**TASK TO CARRY OUT:** Swap "code-line" for "source-line" and reproduce the records from their start through the line containing "highlight-syntax-intro: syntax: [509, 130, 569, 155]", inclusive, leaving everything else unchanged.

**MATERIAL SHOWN:**

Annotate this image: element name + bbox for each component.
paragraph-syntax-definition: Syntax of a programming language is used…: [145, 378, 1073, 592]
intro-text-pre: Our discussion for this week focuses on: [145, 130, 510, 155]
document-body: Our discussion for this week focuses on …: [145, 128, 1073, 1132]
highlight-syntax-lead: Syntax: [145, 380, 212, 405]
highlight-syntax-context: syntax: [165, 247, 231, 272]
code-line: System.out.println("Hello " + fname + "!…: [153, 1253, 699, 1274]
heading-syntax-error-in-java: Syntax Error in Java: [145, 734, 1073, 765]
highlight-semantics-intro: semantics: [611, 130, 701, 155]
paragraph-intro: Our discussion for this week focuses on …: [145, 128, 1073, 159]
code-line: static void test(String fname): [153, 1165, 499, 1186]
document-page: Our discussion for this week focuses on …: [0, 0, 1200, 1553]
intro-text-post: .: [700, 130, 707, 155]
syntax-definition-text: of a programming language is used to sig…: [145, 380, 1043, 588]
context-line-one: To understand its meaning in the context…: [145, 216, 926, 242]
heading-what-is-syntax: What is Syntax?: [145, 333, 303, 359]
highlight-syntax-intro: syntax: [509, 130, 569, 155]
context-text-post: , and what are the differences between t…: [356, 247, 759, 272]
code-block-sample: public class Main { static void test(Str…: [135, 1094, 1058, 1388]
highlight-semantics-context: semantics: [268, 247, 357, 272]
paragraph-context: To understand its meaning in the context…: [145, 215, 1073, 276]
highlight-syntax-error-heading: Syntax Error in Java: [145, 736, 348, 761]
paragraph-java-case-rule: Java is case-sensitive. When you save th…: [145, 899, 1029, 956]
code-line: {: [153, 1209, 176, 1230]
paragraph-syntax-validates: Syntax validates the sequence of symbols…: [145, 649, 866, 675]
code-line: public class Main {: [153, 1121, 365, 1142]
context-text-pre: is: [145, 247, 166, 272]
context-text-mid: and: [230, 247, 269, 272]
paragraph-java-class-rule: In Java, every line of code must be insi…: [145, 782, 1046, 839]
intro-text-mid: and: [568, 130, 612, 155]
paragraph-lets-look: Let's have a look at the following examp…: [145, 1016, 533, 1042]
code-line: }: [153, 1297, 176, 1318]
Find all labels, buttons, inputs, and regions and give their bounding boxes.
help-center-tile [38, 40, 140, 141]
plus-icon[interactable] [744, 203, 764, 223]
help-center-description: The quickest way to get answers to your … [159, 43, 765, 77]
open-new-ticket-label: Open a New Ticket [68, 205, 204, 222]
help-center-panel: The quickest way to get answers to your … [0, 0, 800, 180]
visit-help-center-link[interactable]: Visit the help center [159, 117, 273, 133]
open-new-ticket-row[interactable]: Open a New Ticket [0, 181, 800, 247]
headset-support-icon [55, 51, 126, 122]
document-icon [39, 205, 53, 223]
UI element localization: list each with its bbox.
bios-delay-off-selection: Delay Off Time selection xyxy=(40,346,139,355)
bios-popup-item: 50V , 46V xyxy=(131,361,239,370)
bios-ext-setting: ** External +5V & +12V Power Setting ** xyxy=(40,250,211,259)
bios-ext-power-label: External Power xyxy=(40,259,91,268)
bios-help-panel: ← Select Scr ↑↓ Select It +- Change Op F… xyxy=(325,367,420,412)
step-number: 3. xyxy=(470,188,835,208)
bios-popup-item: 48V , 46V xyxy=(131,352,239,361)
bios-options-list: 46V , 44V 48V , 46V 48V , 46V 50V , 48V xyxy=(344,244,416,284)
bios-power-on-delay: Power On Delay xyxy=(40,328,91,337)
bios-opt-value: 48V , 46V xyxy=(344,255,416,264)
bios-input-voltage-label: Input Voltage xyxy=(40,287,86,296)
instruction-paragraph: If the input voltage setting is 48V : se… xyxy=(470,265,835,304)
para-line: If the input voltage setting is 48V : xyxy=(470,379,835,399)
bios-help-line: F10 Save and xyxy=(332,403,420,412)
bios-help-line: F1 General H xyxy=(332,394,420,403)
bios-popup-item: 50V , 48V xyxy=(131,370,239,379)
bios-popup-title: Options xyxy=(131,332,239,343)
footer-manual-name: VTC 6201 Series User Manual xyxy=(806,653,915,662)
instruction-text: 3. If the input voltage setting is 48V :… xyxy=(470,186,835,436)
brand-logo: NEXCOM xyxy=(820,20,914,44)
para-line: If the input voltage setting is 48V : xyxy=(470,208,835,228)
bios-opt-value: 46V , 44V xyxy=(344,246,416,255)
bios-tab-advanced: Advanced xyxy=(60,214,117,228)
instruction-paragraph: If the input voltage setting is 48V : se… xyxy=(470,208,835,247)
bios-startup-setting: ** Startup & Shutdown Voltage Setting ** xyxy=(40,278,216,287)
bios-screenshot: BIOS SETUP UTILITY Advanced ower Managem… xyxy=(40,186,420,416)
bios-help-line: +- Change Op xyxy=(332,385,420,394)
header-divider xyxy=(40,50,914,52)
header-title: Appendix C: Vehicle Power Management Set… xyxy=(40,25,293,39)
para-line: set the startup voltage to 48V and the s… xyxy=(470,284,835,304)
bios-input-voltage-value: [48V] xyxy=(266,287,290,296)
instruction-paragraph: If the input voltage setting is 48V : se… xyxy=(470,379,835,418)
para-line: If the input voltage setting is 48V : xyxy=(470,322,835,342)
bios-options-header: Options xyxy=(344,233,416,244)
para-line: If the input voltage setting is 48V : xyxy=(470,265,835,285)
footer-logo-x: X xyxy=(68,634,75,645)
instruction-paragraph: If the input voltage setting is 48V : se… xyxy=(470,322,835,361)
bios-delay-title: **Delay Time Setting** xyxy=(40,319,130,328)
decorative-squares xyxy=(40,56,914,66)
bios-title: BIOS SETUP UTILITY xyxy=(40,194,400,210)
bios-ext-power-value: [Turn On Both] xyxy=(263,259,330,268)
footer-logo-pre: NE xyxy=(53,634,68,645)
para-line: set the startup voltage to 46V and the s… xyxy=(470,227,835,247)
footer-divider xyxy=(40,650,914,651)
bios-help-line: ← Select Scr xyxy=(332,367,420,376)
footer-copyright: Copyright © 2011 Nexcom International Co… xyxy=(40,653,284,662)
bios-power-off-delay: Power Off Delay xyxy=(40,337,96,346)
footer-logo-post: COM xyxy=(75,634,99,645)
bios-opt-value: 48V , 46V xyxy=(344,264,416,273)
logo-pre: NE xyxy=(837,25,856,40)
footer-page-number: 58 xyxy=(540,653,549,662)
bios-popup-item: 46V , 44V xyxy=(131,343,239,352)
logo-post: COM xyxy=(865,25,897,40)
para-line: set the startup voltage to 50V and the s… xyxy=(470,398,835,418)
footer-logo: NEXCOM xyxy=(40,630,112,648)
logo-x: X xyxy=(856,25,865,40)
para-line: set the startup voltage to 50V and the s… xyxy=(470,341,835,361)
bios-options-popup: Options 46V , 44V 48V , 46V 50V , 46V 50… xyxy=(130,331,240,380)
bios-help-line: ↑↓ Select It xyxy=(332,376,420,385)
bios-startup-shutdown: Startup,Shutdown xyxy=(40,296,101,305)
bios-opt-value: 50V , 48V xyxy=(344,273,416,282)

**ANSWER TO THE EXERCISE:**
Annotate this image: element name + bbox for each component.
paragraph-syntax-definition: Syntax of a programming language is used…: [145, 378, 1073, 592]
intro-text-pre: Our discussion for this week focuses on: [145, 130, 510, 155]
document-body: Our discussion for this week focuses on …: [145, 128, 1073, 1132]
highlight-syntax-lead: Syntax: [145, 380, 212, 405]
highlight-syntax-context: syntax: [165, 247, 231, 272]
source-line: System.out.println("Hello " + fname + "!…: [153, 1253, 699, 1274]
heading-syntax-error-in-java: Syntax Error in Java: [145, 734, 1073, 765]
highlight-semantics-intro: semantics: [611, 130, 701, 155]
paragraph-intro: Our discussion for this week focuses on …: [145, 128, 1073, 159]
source-line: static void test(String fname): [153, 1165, 499, 1186]
document-page: Our discussion for this week focuses on …: [0, 0, 1200, 1553]
intro-text-post: .: [700, 130, 707, 155]
syntax-definition-text: of a programming language is used to sig…: [145, 380, 1043, 588]
context-line-one: To understand its meaning in the context…: [145, 216, 926, 242]
heading-what-is-syntax: What is Syntax?: [145, 333, 303, 359]
highlight-syntax-intro: syntax: [509, 130, 569, 155]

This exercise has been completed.